## Exercise prompt
Please count the lines in the listing below where the word "portatile" appears. Give the number only.

## Raw data
+--

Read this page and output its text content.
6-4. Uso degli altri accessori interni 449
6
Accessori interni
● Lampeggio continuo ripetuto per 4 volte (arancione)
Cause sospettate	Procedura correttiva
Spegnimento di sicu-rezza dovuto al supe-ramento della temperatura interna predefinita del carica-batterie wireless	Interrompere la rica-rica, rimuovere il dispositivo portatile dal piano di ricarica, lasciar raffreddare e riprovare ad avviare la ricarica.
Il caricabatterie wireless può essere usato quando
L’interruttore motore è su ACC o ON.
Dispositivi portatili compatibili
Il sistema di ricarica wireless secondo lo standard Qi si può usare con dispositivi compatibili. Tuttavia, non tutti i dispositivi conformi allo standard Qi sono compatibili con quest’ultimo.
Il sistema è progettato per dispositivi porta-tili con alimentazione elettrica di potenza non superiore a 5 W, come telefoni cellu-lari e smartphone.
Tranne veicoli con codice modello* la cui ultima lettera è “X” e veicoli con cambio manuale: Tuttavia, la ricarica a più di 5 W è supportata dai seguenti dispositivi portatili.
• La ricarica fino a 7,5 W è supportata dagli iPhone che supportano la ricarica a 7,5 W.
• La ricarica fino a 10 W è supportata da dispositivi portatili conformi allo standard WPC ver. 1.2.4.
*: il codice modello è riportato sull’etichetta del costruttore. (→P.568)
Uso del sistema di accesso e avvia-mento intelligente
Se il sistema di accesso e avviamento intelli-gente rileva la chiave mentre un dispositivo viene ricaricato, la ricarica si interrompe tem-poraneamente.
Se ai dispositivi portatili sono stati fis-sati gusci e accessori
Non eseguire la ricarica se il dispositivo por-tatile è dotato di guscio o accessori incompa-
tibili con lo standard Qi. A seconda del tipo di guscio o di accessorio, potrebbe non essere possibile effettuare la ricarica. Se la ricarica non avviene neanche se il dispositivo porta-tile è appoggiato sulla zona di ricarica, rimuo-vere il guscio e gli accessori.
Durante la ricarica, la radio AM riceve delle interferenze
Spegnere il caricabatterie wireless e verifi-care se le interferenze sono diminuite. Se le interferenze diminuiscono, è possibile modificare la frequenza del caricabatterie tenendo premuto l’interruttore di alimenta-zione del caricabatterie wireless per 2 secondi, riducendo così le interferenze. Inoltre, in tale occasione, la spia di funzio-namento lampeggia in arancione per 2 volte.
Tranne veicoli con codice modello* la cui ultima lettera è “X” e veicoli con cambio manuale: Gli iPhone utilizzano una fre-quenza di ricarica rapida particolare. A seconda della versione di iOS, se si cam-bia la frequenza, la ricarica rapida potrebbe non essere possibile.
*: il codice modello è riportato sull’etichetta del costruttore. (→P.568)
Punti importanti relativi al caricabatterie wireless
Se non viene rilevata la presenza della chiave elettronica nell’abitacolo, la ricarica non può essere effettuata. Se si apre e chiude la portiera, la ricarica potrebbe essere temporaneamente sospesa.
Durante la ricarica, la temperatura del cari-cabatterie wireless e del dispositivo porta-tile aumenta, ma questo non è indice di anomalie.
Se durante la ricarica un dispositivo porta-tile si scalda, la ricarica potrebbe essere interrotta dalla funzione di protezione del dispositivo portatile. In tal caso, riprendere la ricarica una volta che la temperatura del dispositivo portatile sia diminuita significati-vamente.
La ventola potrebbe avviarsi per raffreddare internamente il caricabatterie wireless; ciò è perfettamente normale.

+--

## Task result
2